Task item:
Copy the data below. Keep every line exactly as it is.

[Records from a collection of figures]
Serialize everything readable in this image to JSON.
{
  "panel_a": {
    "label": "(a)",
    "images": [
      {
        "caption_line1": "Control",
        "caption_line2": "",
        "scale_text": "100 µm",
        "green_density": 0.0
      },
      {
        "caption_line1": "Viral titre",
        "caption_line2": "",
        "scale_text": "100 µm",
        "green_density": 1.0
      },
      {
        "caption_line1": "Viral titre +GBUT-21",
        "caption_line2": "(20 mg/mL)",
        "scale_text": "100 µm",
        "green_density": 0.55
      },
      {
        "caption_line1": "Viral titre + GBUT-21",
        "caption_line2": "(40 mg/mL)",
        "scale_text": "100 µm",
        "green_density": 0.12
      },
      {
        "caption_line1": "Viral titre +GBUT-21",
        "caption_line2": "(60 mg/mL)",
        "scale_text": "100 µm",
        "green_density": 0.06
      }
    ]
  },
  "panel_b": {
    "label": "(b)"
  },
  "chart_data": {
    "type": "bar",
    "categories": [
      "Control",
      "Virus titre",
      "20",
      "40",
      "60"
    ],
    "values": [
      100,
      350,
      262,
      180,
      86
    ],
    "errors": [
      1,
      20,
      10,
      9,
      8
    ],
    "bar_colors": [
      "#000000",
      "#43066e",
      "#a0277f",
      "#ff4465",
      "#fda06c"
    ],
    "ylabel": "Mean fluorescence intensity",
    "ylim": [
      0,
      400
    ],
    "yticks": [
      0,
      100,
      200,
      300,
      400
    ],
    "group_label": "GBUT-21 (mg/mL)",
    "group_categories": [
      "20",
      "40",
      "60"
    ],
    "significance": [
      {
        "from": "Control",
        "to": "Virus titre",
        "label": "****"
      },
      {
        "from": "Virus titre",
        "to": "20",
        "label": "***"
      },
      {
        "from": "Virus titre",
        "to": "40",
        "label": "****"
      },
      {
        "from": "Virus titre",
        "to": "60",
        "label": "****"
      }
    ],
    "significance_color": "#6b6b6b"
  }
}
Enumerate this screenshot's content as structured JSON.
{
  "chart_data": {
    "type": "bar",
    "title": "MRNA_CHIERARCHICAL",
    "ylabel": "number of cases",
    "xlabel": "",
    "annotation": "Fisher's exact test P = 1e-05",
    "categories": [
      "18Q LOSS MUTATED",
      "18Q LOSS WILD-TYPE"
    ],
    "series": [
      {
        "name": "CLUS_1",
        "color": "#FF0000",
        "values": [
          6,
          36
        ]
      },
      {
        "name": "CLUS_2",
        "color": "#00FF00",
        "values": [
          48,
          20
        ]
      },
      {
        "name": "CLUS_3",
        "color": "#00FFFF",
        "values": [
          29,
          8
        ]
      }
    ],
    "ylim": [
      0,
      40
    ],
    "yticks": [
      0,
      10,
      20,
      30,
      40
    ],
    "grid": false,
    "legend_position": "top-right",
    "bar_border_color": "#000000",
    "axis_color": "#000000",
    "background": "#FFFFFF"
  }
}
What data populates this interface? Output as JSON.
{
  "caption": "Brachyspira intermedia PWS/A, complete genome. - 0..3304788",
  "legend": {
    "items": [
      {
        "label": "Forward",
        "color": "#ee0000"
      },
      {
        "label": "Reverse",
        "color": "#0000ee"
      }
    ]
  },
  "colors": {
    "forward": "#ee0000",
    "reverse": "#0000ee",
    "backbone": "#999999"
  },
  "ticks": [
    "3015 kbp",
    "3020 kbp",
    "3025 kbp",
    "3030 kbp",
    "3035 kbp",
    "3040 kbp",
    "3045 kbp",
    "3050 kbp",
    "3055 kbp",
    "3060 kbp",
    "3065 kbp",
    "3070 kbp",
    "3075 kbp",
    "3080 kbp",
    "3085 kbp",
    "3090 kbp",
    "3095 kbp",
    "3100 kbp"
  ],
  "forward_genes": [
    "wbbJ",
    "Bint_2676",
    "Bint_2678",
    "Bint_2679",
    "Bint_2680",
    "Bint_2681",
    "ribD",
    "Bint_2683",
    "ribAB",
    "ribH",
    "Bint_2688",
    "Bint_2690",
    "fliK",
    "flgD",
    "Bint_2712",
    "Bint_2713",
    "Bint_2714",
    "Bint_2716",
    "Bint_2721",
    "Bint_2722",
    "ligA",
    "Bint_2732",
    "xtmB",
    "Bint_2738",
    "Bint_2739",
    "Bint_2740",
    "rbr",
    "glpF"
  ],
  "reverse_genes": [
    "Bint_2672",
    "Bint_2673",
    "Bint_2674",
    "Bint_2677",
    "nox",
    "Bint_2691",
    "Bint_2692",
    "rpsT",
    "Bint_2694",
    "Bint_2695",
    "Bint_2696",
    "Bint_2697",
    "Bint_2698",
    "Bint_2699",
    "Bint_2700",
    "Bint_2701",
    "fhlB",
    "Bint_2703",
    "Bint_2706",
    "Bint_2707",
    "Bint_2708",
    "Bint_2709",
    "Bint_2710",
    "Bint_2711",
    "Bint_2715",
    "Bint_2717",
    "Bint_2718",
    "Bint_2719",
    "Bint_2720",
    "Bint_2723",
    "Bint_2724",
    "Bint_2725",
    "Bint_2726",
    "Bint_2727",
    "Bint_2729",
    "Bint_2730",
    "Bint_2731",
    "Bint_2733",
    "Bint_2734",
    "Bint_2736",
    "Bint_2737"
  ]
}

Reply to the task:
Serialize everything readable in this image to JSON.
{
  "panel_a": {
    "label": "(a)",
    "images": [
      {
        "caption_line1": "Control",
        "caption_line2": "",
        "scale_text": "100 µm",
        "green_density": 0.0
      },
      {
        "caption_line1": "Viral titre",
        "caption_line2": "",
        "scale_text": "100 µm",
        "green_density": 1.0
      },
      {
        "caption_line1": "Viral titre +GBUT-21",
        "caption_line2": "(20 mg/mL)",
        "scale_text": "100 µm",
        "green_density": 0.55
      },
      {
        "caption_line1": "Viral titre + GBUT-21",
        "caption_line2": "(40 mg/mL)",
        "scale_text": "100 µm",
        "green_density": 0.12
      },
      {
        "caption_line1": "Viral titre +GBUT-21",
        "caption_line2": "(60 mg/mL)",
        "scale_text": "100 µm",
        "green_density": 0.06
      }
    ]
  },
  "panel_b": {
    "label": "(b)"
  },
  "chart_data": {
    "type": "bar",
    "categories": [
      "Control",
      "Virus titre",
      "20",
      "40",
      "60"
    ],
    "values": [
      100,
      350,
      262,
      180,
      86
    ],
    "errors": [
      1,
      20,
      10,
      9,
      8
    ],
    "bar_colors": [
      "#000000",
      "#43066e",
      "#a0277f",
      "#ff4465",
      "#fda06c"
    ],
    "ylabel": "Mean fluorescence intensity",
    "ylim": [
      0,
      400
    ],
    "yticks": [
      0,
      100,
      200,
      300,
      400
    ],
    "group_label": "GBUT-21 (mg/mL)",
    "group_categories": [
      "20",
      "40",
      "60"
    ],
    "significance": [
      {
        "from": "Control",
        "to": "Virus titre",
        "label": "****"
      },
      {
        "from": "Virus titre",
        "to": "20",
        "label": "***"
      },
      {
        "from": "Virus titre",
        "to": "40",
        "label": "****"
      },
      {
        "from": "Virus titre",
        "to": "60",
        "label": "****"
      }
    ],
    "significance_color": "#6b6b6b"
  }
}
Enumerate this screenshot's content as structured JSON.
{
  "chart_data": {
    "type": "bar",
    "title": "MRNA_CHIERARCHICAL",
    "ylabel": "number of cases",
    "xlabel": "",
    "annotation": "Fisher's exact test P = 1e-05",
    "categories": [
      "18Q LOSS MUTATED",
      "18Q LOSS WILD-TYPE"
    ],
    "series": [
      {
        "name": "CLUS_1",
        "color": "#FF0000",
        "values": [
          6,
          36
        ]
      },
      {
        "name": "CLUS_2",
        "color": "#00FF00",
        "values": [
          48,
          20
        ]
      },
      {
        "name": "CLUS_3",
        "color": "#00FFFF",
        "values": [
          29,
          8
        ]
      }
    ],
    "ylim": [
      0,
      40
    ],
    "yticks": [
      0,
      10,
      20,
      30,
      40
    ],
    "grid": false,
    "legend_position": "top-right",
    "bar_border_color": "#000000",
    "axis_color": "#000000",
    "background": "#FFFFFF"
  }
}
What data populates this interface? Output as JSON.
{
  "caption": "Brachyspira intermedia PWS/A, complete genome. - 0..3304788",
  "legend": {
    "items": [
      {
        "label": "Forward",
        "color": "#ee0000"
      },
      {
        "label": "Reverse",
        "color": "#0000ee"
      }
    ]
  },
  "colors": {
    "forward": "#ee0000",
    "reverse": "#0000ee",
    "backbone": "#999999"
  },
  "ticks": [
    "3015 kbp",
    "3020 kbp",
    "3025 kbp",
    "3030 kbp",
    "3035 kbp",
    "3040 kbp",
    "3045 kbp",
    "3050 kbp",
    "3055 kbp",
    "3060 kbp",
    "3065 kbp",
    "3070 kbp",
    "3075 kbp",
    "3080 kbp",
    "3085 kbp",
    "3090 kbp",
    "3095 kbp",
    "3100 kbp"
  ],
  "forward_genes": [
    "wbbJ",
    "Bint_2676",
    "Bint_2678",
    "Bint_2679",
    "Bint_2680",
    "Bint_2681",
    "ribD",
    "Bint_2683",
    "ribAB",
    "ribH",
    "Bint_2688",
    "Bint_2690",
    "fliK",
    "flgD",
    "Bint_2712",
    "Bint_2713",
    "Bint_2714",
    "Bint_2716",
    "Bint_2721",
    "Bint_2722",
    "ligA",
    "Bint_2732",
    "xtmB",
    "Bint_2738",
    "Bint_2739",
    "Bint_2740",
    "rbr",
    "glpF"
  ],
  "reverse_genes": [
    "Bint_2672",
    "Bint_2673",
    "Bint_2674",
    "Bint_2677",
    "nox",
    "Bint_2691",
    "Bint_2692",
    "rpsT",
    "Bint_2694",
    "Bint_2695",
    "Bint_2696",
    "Bint_2697",
    "Bint_2698",
    "Bint_2699",
    "Bint_2700",
    "Bint_2701",
    "fhlB",
    "Bint_2703",
    "Bint_2706",
    "Bint_2707",
    "Bint_2708",
    "Bint_2709",
    "Bint_2710",
    "Bint_2711",
    "Bint_2715",
    "Bint_2717",
    "Bint_2718",
    "Bint_2719",
    "Bint_2720",
    "Bint_2723",
    "Bint_2724",
    "Bint_2725",
    "Bint_2726",
    "Bint_2727",
    "Bint_2729",
    "Bint_2730",
    "Bint_2731",
    "Bint_2733",
    "Bint_2734",
    "Bint_2736",
    "Bint_2737"
  ]
}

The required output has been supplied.